Exercise: Print the part of the commit diff between "from lxml.cssselect import" and "summary_text else TextSequence([])", inclusive, without changing anything.

Implement PR feedback for Stuttgarter Zeitung parser

myoncee · myoncee · commit b6e2770f7aac · 2025-10-25T15:50:05.000+02:00
diff --git a/src/fundus/publishers/de/stuttgarter_zeitung.py b/src/fundus/publishers/de/stuttgarter_zeitung.py
@@ -1,16 +1,16 @@
 import datetime
 from typing import List, Optional
 
-from fundus.parser import ArticleBody, BaseParser, ParserProxy, attribute
-from fundus.parser.data import ArticleSection, TextSequence
+from fundus.parser import ArticleBody, BaseParser, Image, ParserProxy, attribute
 from fundus.parser.utility import (
     extract_article_body_with_selector,
     generic_author_parsing,
     generic_date_parsing,
     generic_topic_parsing,
-    normalize_whitespace,
+    image_extraction,
 )
 from lxml.cssselect import CSSSelector
+from lxml.etree import XPath
 
 
 class StuttgarterZeitungParser(ParserProxy):
@@ -20,17 +20,11 @@ class V1(BaseParser):
 
         @attribute
         def body(self) -> ArticleBody:
-            summary_text = self.precomputed.ld.bf_search("description")
-            summary = TextSequence([summary_text]) if summary_text else TextSequence([])
-                    
-            paragraph_elements = self._paragraph_selector(self.precomputed.doc)
-            paragraph_texts = [normalize_whitespace(elem.text_content()) for elem in paragraph_elements]
-
-            subheadline_elements = self._subheadline_selector(self.precomputed.doc)
-
-            sections = [ArticleSection(headline=TextSequence([]), paragraphs=TextSequence(paragraph_texts))]
-
-            return ArticleBody(summary=summary, sections=sections)
+            return extract_article_body_with_selector(
+                self.precomputed.doc,
+                paragraph_selector=self._paragraph_selector,
+                subheadline_selector=self._subheadline_selector,
+            )
 
         @attribute
         def publishing_date(self) -> Optional[datetime.datetime]:
@@ -47,3 +41,13 @@ def title(self) -> Optional[str]:
         @attribute
         def topics(self) -> List[str]:
             return generic_topic_parsing(self.precomputed.ld.bf_search("keywords"))
+
+        @attribute
+        def images(self) -> List[Image]:
+            return image_extraction(
+                doc=self.precomputed.doc,
+                paragraph_selector=self._paragraph_selector,
+                image_selector=XPath("//figure//img"),
+                caption_selector=XPath("./ancestor::figure//figcaption"),
+                relative_urls=True,
+            )

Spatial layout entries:
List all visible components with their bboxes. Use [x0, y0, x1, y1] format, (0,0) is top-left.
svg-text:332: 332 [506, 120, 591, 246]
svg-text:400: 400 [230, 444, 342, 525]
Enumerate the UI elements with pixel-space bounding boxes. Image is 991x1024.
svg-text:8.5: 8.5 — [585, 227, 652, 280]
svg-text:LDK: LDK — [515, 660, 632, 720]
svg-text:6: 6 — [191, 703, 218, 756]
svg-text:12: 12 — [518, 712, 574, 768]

Response to the task:
from lxml.cssselect import CSSSelector
+from lxml.etree import XPath
 
 
 class StuttgarterZeitungParser(ParserProxy):
@@ -20,17 +20,11 @@ class V1(BaseParser):
 
         @attribute
         def body(self) -> ArticleBody:
-            summary_text = self.precomputed.ld.bf_search("description")
-            summary = TextSequence([summary_text]) if summary_text else TextSequence([])